■ Given exercise ■
In this exercise, return the whole listing exactly, excluding any images.

____________

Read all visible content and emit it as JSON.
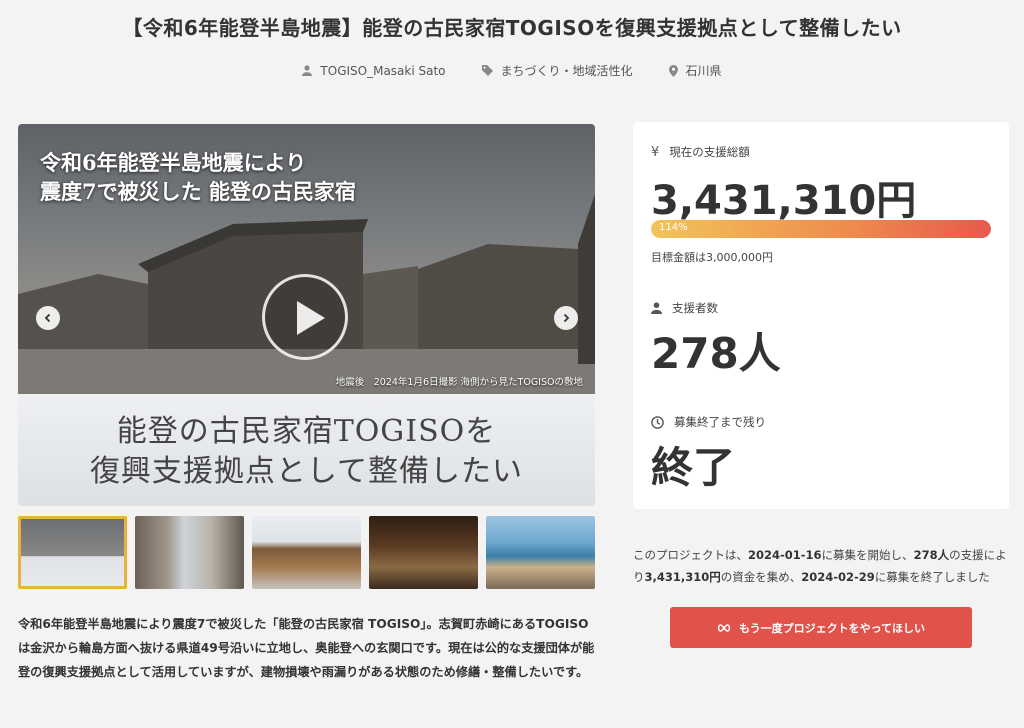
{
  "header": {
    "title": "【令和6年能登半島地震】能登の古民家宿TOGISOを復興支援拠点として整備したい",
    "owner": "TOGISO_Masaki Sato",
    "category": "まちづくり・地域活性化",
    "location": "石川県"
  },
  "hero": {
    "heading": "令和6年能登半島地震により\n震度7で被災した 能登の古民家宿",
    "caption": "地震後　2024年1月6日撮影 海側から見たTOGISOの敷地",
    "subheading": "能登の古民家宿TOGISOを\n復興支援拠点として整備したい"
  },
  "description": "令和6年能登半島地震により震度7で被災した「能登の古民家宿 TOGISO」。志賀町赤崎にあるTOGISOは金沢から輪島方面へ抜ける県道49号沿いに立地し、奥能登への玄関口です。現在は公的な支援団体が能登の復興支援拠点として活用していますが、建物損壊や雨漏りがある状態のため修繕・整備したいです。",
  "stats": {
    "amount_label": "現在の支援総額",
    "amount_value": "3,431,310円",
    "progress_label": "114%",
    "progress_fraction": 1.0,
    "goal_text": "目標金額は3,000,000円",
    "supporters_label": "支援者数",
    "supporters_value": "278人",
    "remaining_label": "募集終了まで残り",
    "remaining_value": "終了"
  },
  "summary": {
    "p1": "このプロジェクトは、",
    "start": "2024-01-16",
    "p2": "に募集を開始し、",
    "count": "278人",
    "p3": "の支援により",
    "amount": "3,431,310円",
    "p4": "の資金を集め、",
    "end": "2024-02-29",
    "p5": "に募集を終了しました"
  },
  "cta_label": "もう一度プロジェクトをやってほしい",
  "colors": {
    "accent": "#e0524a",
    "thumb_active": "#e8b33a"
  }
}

____________

■ The output ■
Read all visible content and emit it as JSON.
{
  "header": {
    "title": "【令和6年能登半島地震】能登の古民家宿TOGISOを復興支援拠点として整備したい",
    "owner": "TOGISO_Masaki Sato",
    "category": "まちづくり・地域活性化",
    "location": "石川県"
  },
  "hero": {
    "heading": "令和6年能登半島地震により\n震度7で被災した 能登の古民家宿",
    "caption": "地震後　2024年1月6日撮影 海側から見たTOGISOの敷地",
    "subheading": "能登の古民家宿TOGISOを\n復興支援拠点として整備したい"
  },
  "description": "令和6年能登半島地震により震度7で被災した「能登の古民家宿 TOGISO」。志賀町赤崎にあるTOGISOは金沢から輪島方面へ抜ける県道49号沿いに立地し、奥能登への玄関口です。現在は公的な支援団体が能登の復興支援拠点として活用していますが、建物損壊や雨漏りがある状態のため修繕・整備したいです。",
  "stats": {
    "amount_label": "現在の支援総額",
    "amount_value": "3,431,310円",
    "progress_label": "114%",
    "progress_fraction": 1.0,
    "goal_text": "目標金額は3,000,000円",
    "supporters_label": "支援者数",
    "supporters_value": "278人",
    "remaining_label": "募集終了まで残り",
    "remaining_value": "終了"
  },
  "summary": {
    "p1": "このプロジェクトは、",
    "start": "2024-01-16",
    "p2": "に募集を開始し、",
    "count": "278人",
    "p3": "の支援により",
    "amount": "3,431,310円",
    "p4": "の資金を集め、",
    "end": "2024-02-29",
    "p5": "に募集を終了しました"
  },
  "cta_label": "もう一度プロジェクトをやってほしい",
  "colors": {
    "accent": "#e0524a",
    "thumb_active": "#e8b33a"
  }
}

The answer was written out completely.